> INFORMATION SUPPLIED
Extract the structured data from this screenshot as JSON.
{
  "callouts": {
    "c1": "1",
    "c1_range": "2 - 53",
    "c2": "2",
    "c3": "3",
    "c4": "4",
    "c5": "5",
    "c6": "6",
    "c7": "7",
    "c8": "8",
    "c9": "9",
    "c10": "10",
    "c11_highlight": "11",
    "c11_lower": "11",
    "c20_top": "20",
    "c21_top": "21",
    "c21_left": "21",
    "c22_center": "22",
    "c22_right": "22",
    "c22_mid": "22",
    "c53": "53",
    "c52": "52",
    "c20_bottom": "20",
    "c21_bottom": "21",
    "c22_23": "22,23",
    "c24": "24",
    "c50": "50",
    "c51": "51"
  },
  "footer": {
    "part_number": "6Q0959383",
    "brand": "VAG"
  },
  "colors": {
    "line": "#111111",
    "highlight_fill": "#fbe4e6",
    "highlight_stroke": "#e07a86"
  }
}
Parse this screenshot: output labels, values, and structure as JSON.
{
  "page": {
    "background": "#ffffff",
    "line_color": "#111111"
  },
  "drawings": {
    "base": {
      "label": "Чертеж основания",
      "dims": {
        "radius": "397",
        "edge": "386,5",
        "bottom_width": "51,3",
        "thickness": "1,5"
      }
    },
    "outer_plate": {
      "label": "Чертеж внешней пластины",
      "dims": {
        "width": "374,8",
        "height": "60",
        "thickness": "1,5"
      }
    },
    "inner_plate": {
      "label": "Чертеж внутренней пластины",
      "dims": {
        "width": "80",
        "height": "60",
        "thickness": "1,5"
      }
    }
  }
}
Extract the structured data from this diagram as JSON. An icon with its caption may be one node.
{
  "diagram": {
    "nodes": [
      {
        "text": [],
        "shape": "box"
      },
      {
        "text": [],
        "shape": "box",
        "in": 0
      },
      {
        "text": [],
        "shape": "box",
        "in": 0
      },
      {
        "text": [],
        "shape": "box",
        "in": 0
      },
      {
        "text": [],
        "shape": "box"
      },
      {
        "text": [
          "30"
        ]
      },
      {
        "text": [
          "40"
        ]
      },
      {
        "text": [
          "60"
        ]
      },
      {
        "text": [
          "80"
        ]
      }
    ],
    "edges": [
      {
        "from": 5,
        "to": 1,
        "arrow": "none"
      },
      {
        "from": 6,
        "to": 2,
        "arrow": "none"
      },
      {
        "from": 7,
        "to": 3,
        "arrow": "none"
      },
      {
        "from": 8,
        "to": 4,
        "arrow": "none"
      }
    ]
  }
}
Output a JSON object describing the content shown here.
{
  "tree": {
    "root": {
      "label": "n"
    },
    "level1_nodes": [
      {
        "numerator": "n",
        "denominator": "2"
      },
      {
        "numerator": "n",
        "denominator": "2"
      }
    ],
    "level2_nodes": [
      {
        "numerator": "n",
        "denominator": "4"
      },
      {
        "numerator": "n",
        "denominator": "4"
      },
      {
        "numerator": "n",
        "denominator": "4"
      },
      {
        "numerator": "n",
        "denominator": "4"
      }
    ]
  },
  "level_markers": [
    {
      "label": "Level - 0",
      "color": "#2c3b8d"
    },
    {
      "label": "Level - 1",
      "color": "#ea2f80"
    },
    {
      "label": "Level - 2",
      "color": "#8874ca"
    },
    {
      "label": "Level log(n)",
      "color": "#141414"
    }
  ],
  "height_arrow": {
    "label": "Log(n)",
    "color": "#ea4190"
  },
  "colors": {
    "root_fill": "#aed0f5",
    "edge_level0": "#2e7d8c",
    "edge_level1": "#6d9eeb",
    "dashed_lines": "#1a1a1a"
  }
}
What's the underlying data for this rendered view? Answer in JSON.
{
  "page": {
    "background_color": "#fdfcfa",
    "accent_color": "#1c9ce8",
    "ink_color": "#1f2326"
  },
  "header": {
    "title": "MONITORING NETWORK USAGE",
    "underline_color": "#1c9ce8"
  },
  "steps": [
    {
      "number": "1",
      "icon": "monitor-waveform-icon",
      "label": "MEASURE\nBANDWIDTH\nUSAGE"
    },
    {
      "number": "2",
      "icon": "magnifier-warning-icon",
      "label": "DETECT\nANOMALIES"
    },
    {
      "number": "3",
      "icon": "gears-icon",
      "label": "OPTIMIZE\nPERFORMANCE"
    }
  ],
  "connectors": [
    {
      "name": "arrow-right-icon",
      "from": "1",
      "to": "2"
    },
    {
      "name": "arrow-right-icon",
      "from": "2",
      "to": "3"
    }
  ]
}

> OBJECTIVE
Copy all of the material word for word.

> SOLUTION TO THE EXERCISE
Extract the structured data from this screenshot as JSON.
{
  "callouts": {
    "c1": "1",
    "c1_range": "2 - 53",
    "c2": "2",
    "c3": "3",
    "c4": "4",
    "c5": "5",
    "c6": "6",
    "c7": "7",
    "c8": "8",
    "c9": "9",
    "c10": "10",
    "c11_highlight": "11",
    "c11_lower": "11",
    "c20_top": "20",
    "c21_top": "21",
    "c21_left": "21",
    "c22_center": "22",
    "c22_right": "22",
    "c22_mid": "22",
    "c53": "53",
    "c52": "52",
    "c20_bottom": "20",
    "c21_bottom": "21",
    "c22_23": "22,23",
    "c24": "24",
    "c50": "50",
    "c51": "51"
  },
  "footer": {
    "part_number": "6Q0959383",
    "brand": "VAG"
  },
  "colors": {
    "line": "#111111",
    "highlight_fill": "#fbe4e6",
    "highlight_stroke": "#e07a86"
  }
}
Parse this screenshot: output labels, values, and structure as JSON.
{
  "page": {
    "background": "#ffffff",
    "line_color": "#111111"
  },
  "drawings": {
    "base": {
      "label": "Чертеж основания",
      "dims": {
        "radius": "397",
        "edge": "386,5",
        "bottom_width": "51,3",
        "thickness": "1,5"
      }
    },
    "outer_plate": {
      "label": "Чертеж внешней пластины",
      "dims": {
        "width": "374,8",
        "height": "60",
        "thickness": "1,5"
      }
    },
    "inner_plate": {
      "label": "Чертеж внутренней пластины",
      "dims": {
        "width": "80",
        "height": "60",
        "thickness": "1,5"
      }
    }
  }
}
Extract the structured data from this diagram as JSON. An icon with its caption may be one node.
{
  "diagram": {
    "nodes": [
      {
        "text": [],
        "shape": "box"
      },
      {
        "text": [],
        "shape": "box",
        "in": 0
      },
      {
        "text": [],
        "shape": "box",
        "in": 0
      },
      {
        "text": [],
        "shape": "box",
        "in": 0
      },
      {
        "text": [],
        "shape": "box"
      },
      {
        "text": [
          "30"
        ]
      },
      {
        "text": [
          "40"
        ]
      },
      {
        "text": [
          "60"
        ]
      },
      {
        "text": [
          "80"
        ]
      }
    ],
    "edges": [
      {
        "from": 5,
        "to": 1,
        "arrow": "none"
      },
      {
        "from": 6,
        "to": 2,
        "arrow": "none"
      },
      {
        "from": 7,
        "to": 3,
        "arrow": "none"
      },
      {
        "from": 8,
        "to": 4,
        "arrow": "none"
      }
    ]
  }
}
Output a JSON object describing the content shown here.
{
  "tree": {
    "root": {
      "label": "n"
    },
    "level1_nodes": [
      {
        "numerator": "n",
        "denominator": "2"
      },
      {
        "numerator": "n",
        "denominator": "2"
      }
    ],
    "level2_nodes": [
      {
        "numerator": "n",
        "denominator": "4"
      },
      {
        "numerator": "n",
        "denominator": "4"
      },
      {
        "numerator": "n",
        "denominator": "4"
      },
      {
        "numerator": "n",
        "denominator": "4"
      }
    ]
  },
  "level_markers": [
    {
      "label": "Level - 0",
      "color": "#2c3b8d"
    },
    {
      "label": "Level - 1",
      "color": "#ea2f80"
    },
    {
      "label": "Level - 2",
      "color": "#8874ca"
    },
    {
      "label": "Level log(n)",
      "color": "#141414"
    }
  ],
  "height_arrow": {
    "label": "Log(n)",
    "color": "#ea4190"
  },
  "colors": {
    "root_fill": "#aed0f5",
    "edge_level0": "#2e7d8c",
    "edge_level1": "#6d9eeb",
    "dashed_lines": "#1a1a1a"
  }
}
What's the underlying data for this rendered view? Answer in JSON.
{
  "page": {
    "background_color": "#fdfcfa",
    "accent_color": "#1c9ce8",
    "ink_color": "#1f2326"
  },
  "header": {
    "title": "MONITORING NETWORK USAGE",
    "underline_color": "#1c9ce8"
  },
  "steps": [
    {
      "number": "1",
      "icon": "monitor-waveform-icon",
      "label": "MEASURE\nBANDWIDTH\nUSAGE"
    },
    {
      "number": "2",
      "icon": "magnifier-warning-icon",
      "label": "DETECT\nANOMALIES"
    },
    {
      "number": "3",
      "icon": "gears-icon",
      "label": "OPTIMIZE\nPERFORMANCE"
    }
  ],
  "connectors": [
    {
      "name": "arrow-right-icon",
      "from": "1",
      "to": "2"
    },
    {
      "name": "arrow-right-icon",
      "from": "2",
      "to": "3"
    }
  ]
}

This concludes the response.